** start of DATASET ENTRIES **
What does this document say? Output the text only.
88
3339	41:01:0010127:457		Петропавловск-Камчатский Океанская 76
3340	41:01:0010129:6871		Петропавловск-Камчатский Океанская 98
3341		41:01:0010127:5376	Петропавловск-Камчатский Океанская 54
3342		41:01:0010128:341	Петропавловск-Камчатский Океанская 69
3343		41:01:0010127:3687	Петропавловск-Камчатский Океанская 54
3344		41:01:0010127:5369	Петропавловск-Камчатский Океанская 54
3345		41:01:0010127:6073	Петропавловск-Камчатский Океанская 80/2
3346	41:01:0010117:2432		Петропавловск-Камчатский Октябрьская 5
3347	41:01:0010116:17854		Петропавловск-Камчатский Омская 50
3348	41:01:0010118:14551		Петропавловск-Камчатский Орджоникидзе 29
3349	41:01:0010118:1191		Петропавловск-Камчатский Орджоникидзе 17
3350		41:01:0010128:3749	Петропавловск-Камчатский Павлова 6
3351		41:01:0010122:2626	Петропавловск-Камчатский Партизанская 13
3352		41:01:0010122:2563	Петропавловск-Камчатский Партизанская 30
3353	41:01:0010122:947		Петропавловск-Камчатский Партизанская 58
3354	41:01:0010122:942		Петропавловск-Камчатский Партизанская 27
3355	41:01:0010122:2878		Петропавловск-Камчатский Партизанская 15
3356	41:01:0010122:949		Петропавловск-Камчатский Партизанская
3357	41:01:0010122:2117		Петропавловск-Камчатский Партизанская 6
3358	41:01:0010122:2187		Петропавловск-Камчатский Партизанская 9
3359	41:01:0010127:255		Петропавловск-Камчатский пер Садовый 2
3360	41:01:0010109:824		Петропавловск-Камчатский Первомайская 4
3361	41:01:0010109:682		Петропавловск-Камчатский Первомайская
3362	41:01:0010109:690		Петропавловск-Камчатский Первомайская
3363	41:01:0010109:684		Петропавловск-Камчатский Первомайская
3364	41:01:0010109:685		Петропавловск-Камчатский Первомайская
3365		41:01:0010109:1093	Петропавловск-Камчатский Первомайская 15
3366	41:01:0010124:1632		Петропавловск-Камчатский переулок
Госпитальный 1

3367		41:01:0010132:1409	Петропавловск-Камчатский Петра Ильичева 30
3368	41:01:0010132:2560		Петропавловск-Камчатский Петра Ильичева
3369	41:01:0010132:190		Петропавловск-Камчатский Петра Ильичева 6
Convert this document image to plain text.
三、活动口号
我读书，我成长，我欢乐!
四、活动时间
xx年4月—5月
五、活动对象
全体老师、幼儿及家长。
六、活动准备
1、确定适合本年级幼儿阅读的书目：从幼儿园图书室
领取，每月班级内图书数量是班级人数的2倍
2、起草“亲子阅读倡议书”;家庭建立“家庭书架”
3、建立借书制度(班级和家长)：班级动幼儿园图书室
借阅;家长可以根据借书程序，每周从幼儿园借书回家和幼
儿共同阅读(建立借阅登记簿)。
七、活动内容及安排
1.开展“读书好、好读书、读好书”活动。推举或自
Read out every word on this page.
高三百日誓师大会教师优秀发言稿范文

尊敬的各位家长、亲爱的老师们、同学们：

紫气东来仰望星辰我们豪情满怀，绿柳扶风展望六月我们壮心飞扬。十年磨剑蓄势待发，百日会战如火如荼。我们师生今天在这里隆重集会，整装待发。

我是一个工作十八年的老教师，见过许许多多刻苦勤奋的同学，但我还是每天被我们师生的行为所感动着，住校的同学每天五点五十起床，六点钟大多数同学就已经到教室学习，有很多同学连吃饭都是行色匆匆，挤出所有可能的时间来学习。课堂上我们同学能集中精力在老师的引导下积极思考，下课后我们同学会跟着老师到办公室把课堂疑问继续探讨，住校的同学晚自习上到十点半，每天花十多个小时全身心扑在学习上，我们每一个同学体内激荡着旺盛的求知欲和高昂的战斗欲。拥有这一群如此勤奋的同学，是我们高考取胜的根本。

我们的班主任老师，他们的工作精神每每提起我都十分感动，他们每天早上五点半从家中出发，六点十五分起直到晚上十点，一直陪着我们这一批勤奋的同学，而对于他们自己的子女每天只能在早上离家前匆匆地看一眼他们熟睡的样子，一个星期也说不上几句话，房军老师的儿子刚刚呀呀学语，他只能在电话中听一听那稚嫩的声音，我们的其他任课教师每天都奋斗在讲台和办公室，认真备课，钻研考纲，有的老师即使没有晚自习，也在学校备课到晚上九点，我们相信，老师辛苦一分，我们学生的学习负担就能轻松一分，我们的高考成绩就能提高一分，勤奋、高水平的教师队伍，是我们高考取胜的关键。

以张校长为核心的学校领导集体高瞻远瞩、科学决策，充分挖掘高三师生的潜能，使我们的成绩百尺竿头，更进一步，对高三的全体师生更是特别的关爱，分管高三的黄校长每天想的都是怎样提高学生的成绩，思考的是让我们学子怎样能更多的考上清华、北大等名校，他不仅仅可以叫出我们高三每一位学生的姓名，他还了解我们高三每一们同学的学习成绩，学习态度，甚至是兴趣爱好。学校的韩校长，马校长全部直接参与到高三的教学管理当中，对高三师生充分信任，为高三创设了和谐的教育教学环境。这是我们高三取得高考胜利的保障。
** end of DATASET ENTRIES **
## YOUR INSTRUCTIONS
Say how many lines of the data hold the string "text". Reply with the number alone.

## EXERCISE RESULT
2